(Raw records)
++++++
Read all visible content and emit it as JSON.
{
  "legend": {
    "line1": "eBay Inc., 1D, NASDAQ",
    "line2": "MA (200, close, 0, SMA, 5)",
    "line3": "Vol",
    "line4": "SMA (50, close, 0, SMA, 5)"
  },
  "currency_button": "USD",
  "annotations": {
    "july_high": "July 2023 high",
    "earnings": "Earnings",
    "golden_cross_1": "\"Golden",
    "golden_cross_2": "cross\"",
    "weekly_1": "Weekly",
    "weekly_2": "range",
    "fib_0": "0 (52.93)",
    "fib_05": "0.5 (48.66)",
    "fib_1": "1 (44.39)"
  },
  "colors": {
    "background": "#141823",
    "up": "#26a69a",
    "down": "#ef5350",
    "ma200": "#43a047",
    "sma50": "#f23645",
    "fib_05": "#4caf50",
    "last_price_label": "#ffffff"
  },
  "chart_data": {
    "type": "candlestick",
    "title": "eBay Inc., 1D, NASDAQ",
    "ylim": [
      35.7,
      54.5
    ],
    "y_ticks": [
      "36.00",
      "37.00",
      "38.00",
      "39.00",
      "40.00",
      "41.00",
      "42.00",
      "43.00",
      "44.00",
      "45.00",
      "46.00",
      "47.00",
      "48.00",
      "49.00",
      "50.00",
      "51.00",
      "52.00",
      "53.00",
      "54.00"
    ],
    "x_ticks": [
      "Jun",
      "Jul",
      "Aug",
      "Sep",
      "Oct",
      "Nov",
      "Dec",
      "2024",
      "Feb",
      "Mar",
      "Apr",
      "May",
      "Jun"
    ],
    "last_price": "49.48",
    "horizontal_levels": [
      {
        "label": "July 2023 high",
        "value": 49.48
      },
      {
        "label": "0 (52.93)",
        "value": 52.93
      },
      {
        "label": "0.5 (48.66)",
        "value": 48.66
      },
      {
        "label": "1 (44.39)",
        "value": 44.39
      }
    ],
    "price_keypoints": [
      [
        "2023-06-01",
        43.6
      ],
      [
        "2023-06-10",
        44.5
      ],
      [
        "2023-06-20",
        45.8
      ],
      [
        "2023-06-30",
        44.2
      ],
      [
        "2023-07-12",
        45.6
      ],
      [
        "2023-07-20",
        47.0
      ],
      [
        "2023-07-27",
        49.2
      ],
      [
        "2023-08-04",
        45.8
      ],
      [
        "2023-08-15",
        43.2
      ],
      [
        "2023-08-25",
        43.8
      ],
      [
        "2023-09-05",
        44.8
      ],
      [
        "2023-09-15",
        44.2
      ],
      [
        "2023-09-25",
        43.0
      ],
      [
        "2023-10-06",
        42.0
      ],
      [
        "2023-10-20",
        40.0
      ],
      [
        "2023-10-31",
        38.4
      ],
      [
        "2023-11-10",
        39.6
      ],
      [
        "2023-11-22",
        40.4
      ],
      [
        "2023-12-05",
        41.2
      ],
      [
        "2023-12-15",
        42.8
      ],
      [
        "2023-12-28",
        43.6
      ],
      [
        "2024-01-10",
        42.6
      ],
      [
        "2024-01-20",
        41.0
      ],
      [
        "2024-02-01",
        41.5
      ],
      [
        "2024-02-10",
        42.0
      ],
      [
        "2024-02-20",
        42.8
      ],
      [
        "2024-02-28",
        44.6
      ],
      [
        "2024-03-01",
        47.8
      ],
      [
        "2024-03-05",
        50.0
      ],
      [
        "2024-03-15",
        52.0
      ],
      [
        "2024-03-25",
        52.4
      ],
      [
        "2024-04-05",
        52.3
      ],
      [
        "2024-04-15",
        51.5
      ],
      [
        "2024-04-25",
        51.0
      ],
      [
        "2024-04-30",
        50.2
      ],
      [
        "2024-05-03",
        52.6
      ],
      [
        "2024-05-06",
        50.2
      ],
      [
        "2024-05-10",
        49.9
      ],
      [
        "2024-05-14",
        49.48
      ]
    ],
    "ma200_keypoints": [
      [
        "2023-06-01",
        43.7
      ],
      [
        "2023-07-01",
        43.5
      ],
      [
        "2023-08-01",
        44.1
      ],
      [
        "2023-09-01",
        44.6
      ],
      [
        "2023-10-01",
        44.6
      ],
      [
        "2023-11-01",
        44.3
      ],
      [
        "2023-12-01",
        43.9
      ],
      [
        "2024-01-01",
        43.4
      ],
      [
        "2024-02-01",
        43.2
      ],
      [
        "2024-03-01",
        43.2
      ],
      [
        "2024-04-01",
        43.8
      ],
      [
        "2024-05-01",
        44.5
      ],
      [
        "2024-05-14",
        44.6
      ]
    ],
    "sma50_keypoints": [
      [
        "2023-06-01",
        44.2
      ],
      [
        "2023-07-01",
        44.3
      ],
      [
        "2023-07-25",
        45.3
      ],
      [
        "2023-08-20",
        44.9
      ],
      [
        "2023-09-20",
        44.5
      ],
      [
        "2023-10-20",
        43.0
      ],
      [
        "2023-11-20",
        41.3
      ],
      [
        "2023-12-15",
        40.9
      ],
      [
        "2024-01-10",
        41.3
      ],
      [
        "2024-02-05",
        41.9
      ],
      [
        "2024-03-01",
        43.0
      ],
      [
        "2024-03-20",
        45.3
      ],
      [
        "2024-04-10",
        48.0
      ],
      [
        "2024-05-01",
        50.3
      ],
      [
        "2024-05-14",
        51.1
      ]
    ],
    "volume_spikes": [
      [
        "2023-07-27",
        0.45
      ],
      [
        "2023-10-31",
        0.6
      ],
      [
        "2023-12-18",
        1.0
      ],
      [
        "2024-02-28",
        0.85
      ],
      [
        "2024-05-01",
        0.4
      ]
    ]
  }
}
++++++
What to do: Without leaving anything out, give the entries again exactly.

Reply:
Read all visible content and emit it as JSON.
{
  "legend": {
    "line1": "eBay Inc., 1D, NASDAQ",
    "line2": "MA (200, close, 0, SMA, 5)",
    "line3": "Vol",
    "line4": "SMA (50, close, 0, SMA, 5)"
  },
  "currency_button": "USD",
  "annotations": {
    "july_high": "July 2023 high",
    "earnings": "Earnings",
    "golden_cross_1": "\"Golden",
    "golden_cross_2": "cross\"",
    "weekly_1": "Weekly",
    "weekly_2": "range",
    "fib_0": "0 (52.93)",
    "fib_05": "0.5 (48.66)",
    "fib_1": "1 (44.39)"
  },
  "colors": {
    "background": "#141823",
    "up": "#26a69a",
    "down": "#ef5350",
    "ma200": "#43a047",
    "sma50": "#f23645",
    "fib_05": "#4caf50",
    "last_price_label": "#ffffff"
  },
  "chart_data": {
    "type": "candlestick",
    "title": "eBay Inc., 1D, NASDAQ",
    "ylim": [
      35.7,
      54.5
    ],
    "y_ticks": [
      "36.00",
      "37.00",
      "38.00",
      "39.00",
      "40.00",
      "41.00",
      "42.00",
      "43.00",
      "44.00",
      "45.00",
      "46.00",
      "47.00",
      "48.00",
      "49.00",
      "50.00",
      "51.00",
      "52.00",
      "53.00",
      "54.00"
    ],
    "x_ticks": [
      "Jun",
      "Jul",
      "Aug",
      "Sep",
      "Oct",
      "Nov",
      "Dec",
      "2024",
      "Feb",
      "Mar",
      "Apr",
      "May",
      "Jun"
    ],
    "last_price": "49.48",
    "horizontal_levels": [
      {
        "label": "July 2023 high",
        "value": 49.48
      },
      {
        "label": "0 (52.93)",
        "value": 52.93
      },
      {
        "label": "0.5 (48.66)",
        "value": 48.66
      },
      {
        "label": "1 (44.39)",
        "value": 44.39
      }
    ],
    "price_keypoints": [
      [
        "2023-06-01",
        43.6
      ],
      [
        "2023-06-10",
        44.5
      ],
      [
        "2023-06-20",
        45.8
      ],
      [
        "2023-06-30",
        44.2
      ],
      [
        "2023-07-12",
        45.6
      ],
      [
        "2023-07-20",
        47.0
      ],
      [
        "2023-07-27",
        49.2
      ],
      [
        "2023-08-04",
        45.8
      ],
      [
        "2023-08-15",
        43.2
      ],
      [
        "2023-08-25",
        43.8
      ],
      [
        "2023-09-05",
        44.8
      ],
      [
        "2023-09-15",
        44.2
      ],
      [
        "2023-09-25",
        43.0
      ],
      [
        "2023-10-06",
        42.0
      ],
      [
        "2023-10-20",
        40.0
      ],
      [
        "2023-10-31",
        38.4
      ],
      [
        "2023-11-10",
        39.6
      ],
      [
        "2023-11-22",
        40.4
      ],
      [
        "2023-12-05",
        41.2
      ],
      [
        "2023-12-15",
        42.8
      ],
      [
        "2023-12-28",
        43.6
      ],
      [
        "2024-01-10",
        42.6
      ],
      [
        "2024-01-20",
        41.0
      ],
      [
        "2024-02-01",
        41.5
      ],
      [
        "2024-02-10",
        42.0
      ],
      [
        "2024-02-20",
        42.8
      ],
      [
        "2024-02-28",
        44.6
      ],
      [
        "2024-03-01",
        47.8
      ],
      [
        "2024-03-05",
        50.0
      ],
      [
        "2024-03-15",
        52.0
      ],
      [
        "2024-03-25",
        52.4
      ],
      [
        "2024-04-05",
        52.3
      ],
      [
        "2024-04-15",
        51.5
      ],
      [
        "2024-04-25",
        51.0
      ],
      [
        "2024-04-30",
        50.2
      ],
      [
        "2024-05-03",
        52.6
      ],
      [
        "2024-05-06",
        50.2
      ],
      [
        "2024-05-10",
        49.9
      ],
      [
        "2024-05-14",
        49.48
      ]
    ],
    "ma200_keypoints": [
      [
        "2023-06-01",
        43.7
      ],
      [
        "2023-07-01",
        43.5
      ],
      [
        "2023-08-01",
        44.1
      ],
      [
        "2023-09-01",
        44.6
      ],
      [
        "2023-10-01",
        44.6
      ],
      [
        "2023-11-01",
        44.3
      ],
      [
        "2023-12-01",
        43.9
      ],
      [
        "2024-01-01",
        43.4
      ],
      [
        "2024-02-01",
        43.2
      ],
      [
        "2024-03-01",
        43.2
      ],
      [
        "2024-04-01",
        43.8
      ],
      [
        "2024-05-01",
        44.5
      ],
      [
        "2024-05-14",
        44.6
      ]
    ],
    "sma50_keypoints": [
      [
        "2023-06-01",
        44.2
      ],
      [
        "2023-07-01",
        44.3
      ],
      [
        "2023-07-25",
        45.3
      ],
      [
        "2023-08-20",
        44.9
      ],
      [
        "2023-09-20",
        44.5
      ],
      [
        "2023-10-20",
        43.0
      ],
      [
        "2023-11-20",
        41.3
      ],
      [
        "2023-12-15",
        40.9
      ],
      [
        "2024-01-10",
        41.3
      ],
      [
        "2024-02-05",
        41.9
      ],
      [
        "2024-03-01",
        43.0
      ],
      [
        "2024-03-20",
        45.3
      ],
      [
        "2024-04-10",
        48.0
      ],
      [
        "2024-05-01",
        50.3
      ],
      [
        "2024-05-14",
        51.1
      ]
    ],
    "volume_spikes": [
      [
        "2023-07-27",
        0.45
      ],
      [
        "2023-10-31",
        0.6
      ],
      [
        "2023-12-18",
        1.0
      ],
      [
        "2024-02-28",
        0.85
      ],
      [
        "2024-05-01",
        0.4
      ]
    ]
  }
}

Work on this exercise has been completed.